[Dataset records]
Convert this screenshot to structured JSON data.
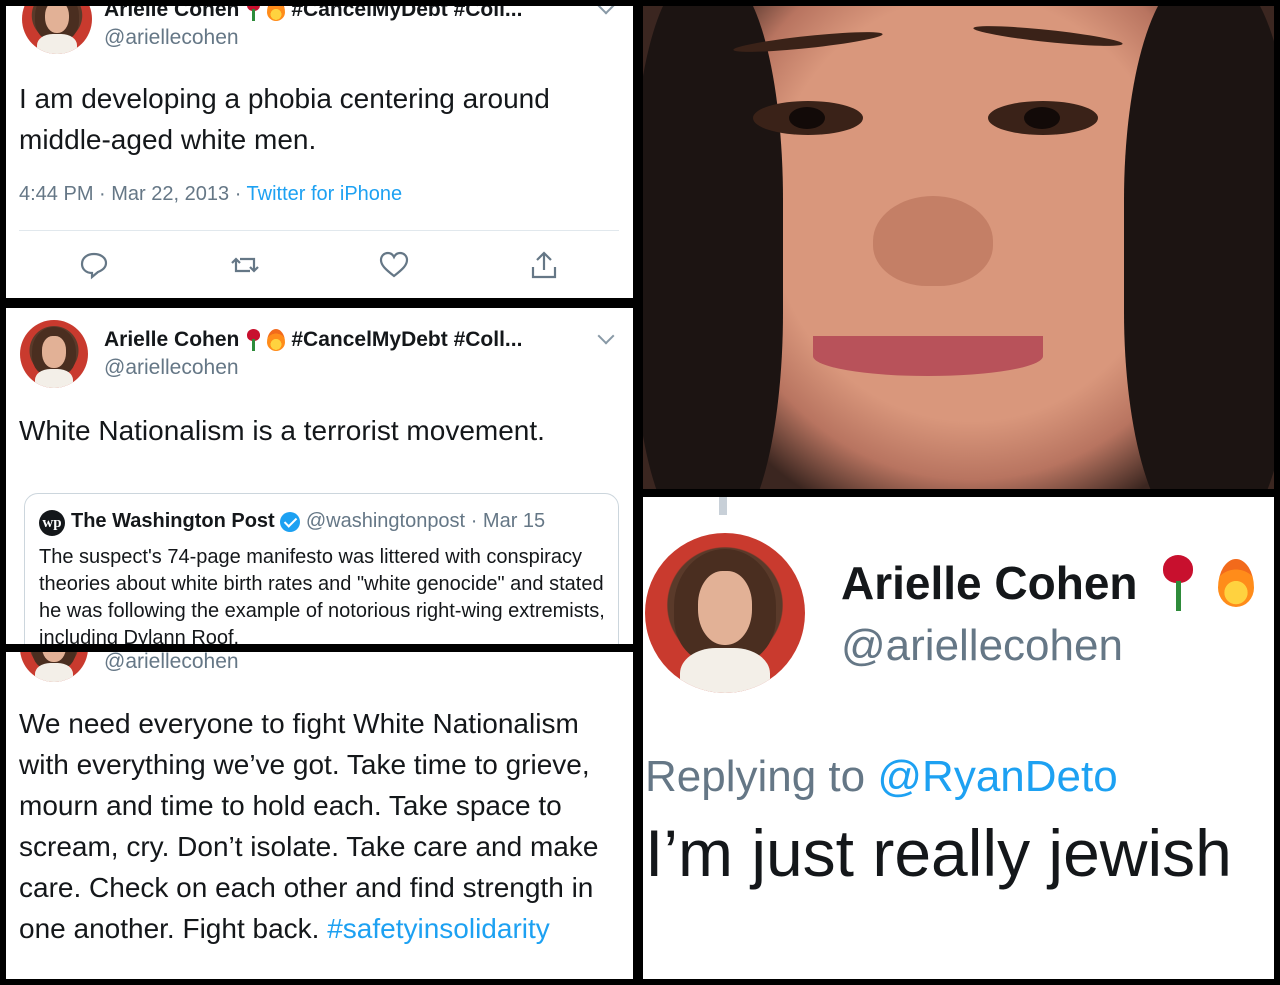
{
  "tweet1": {
    "name": "Arielle Cohen",
    "hashtags": "#CancelMyDebt #Coll...",
    "handle": "@ariellecohen",
    "text": "I am developing a phobia centering around middle-aged white men.",
    "time": "4:44 PM",
    "date": "Mar 22, 2013",
    "source": "Twitter for iPhone",
    "icons": [
      "reply-icon",
      "retweet-icon",
      "like-icon",
      "share-icon"
    ]
  },
  "tweet2": {
    "name": "Arielle Cohen",
    "hashtags": "#CancelMyDebt #Coll...",
    "handle": "@ariellecohen",
    "text": "White Nationalism is a terrorist movement.",
    "quote": {
      "logo": "wp",
      "name": "The Washington Post",
      "handle": "@washingtonpost",
      "date": "· Mar 15",
      "text": "The suspect's 74-page manifesto was littered with conspiracy theories about white birth rates and \"white genocide\" and stated he was following the example of notorious right-wing extremists, including Dylann Roof."
    }
  },
  "tweet3": {
    "handle": "@ariellecohen",
    "text": "We need everyone to fight White Nationalism with everything we’ve  got. Take time to grieve, mourn and time to hold each. Take space to scream, cry. Don’t isolate. Take care and make care. Check on each other and find strength in one another. Fight back.",
    "hashtag": "#safetyinsolidarity"
  },
  "tweet4": {
    "name": "Arielle Cohen",
    "handle": "@ariellecohen",
    "replying_prefix": "Replying to",
    "replying_to": "@RyanDeto",
    "text": "I’m just really jewish"
  },
  "colors": {
    "link": "#1da1f2",
    "muted": "#657786",
    "text": "#14171a",
    "border": "#000000"
  }
}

**REQUEST**
Write the records out once more, exactly as they appear, with no pictures.

**OUTPUT**
Convert this screenshot to structured JSON data.
{
  "tweet1": {
    "name": "Arielle Cohen",
    "hashtags": "#CancelMyDebt #Coll...",
    "handle": "@ariellecohen",
    "text": "I am developing a phobia centering around middle-aged white men.",
    "time": "4:44 PM",
    "date": "Mar 22, 2013",
    "source": "Twitter for iPhone",
    "icons": [
      "reply-icon",
      "retweet-icon",
      "like-icon",
      "share-icon"
    ]
  },
  "tweet2": {
    "name": "Arielle Cohen",
    "hashtags": "#CancelMyDebt #Coll...",
    "handle": "@ariellecohen",
    "text": "White Nationalism is a terrorist movement.",
    "quote": {
      "logo": "wp",
      "name": "The Washington Post",
      "handle": "@washingtonpost",
      "date": "· Mar 15",
      "text": "The suspect's 74-page manifesto was littered with conspiracy theories about white birth rates and \"white genocide\" and stated he was following the example of notorious right-wing extremists, including Dylann Roof."
    }
  },
  "tweet3": {
    "handle": "@ariellecohen",
    "text": "We need everyone to fight White Nationalism with everything we’ve  got. Take time to grieve, mourn and time to hold each. Take space to scream, cry. Don’t isolate. Take care and make care. Check on each other and find strength in one another. Fight back.",
    "hashtag": "#safetyinsolidarity"
  },
  "tweet4": {
    "name": "Arielle Cohen",
    "handle": "@ariellecohen",
    "replying_prefix": "Replying to",
    "replying_to": "@RyanDeto",
    "text": "I’m just really jewish"
  },
  "colors": {
    "link": "#1da1f2",
    "muted": "#657786",
    "text": "#14171a",
    "border": "#000000"
  }
}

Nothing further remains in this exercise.